**WHAT YOU NEED TO DO:**
Exactly reproduce each record listed below.

**WORKING DATA:**
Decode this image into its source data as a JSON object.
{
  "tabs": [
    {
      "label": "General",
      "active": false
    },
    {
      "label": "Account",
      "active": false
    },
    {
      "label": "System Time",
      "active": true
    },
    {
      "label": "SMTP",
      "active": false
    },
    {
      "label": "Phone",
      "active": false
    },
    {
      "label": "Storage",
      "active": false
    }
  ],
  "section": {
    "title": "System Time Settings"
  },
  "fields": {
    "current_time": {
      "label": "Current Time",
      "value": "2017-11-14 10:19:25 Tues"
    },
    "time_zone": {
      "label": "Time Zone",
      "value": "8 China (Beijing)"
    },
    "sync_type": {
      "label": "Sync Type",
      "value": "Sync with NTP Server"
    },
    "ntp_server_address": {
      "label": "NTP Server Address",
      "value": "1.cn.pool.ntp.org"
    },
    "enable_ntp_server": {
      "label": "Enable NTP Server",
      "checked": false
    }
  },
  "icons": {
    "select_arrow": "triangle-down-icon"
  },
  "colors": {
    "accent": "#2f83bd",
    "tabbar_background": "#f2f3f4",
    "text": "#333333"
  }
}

**EXERCISE ANSWER:**
Decode this image into its source data as a JSON object.
{
  "tabs": [
    {
      "label": "General",
      "active": false
    },
    {
      "label": "Account",
      "active": false
    },
    {
      "label": "System Time",
      "active": true
    },
    {
      "label": "SMTP",
      "active": false
    },
    {
      "label": "Phone",
      "active": false
    },
    {
      "label": "Storage",
      "active": false
    }
  ],
  "section": {
    "title": "System Time Settings"
  },
  "fields": {
    "current_time": {
      "label": "Current Time",
      "value": "2017-11-14 10:19:25 Tues"
    },
    "time_zone": {
      "label": "Time Zone",
      "value": "8 China (Beijing)"
    },
    "sync_type": {
      "label": "Sync Type",
      "value": "Sync with NTP Server"
    },
    "ntp_server_address": {
      "label": "NTP Server Address",
      "value": "1.cn.pool.ntp.org"
    },
    "enable_ntp_server": {
      "label": "Enable NTP Server",
      "checked": false
    }
  },
  "icons": {
    "select_arrow": "triangle-down-icon"
  },
  "colors": {
    "accent": "#2f83bd",
    "tabbar_background": "#f2f3f4",
    "text": "#333333"
  }
}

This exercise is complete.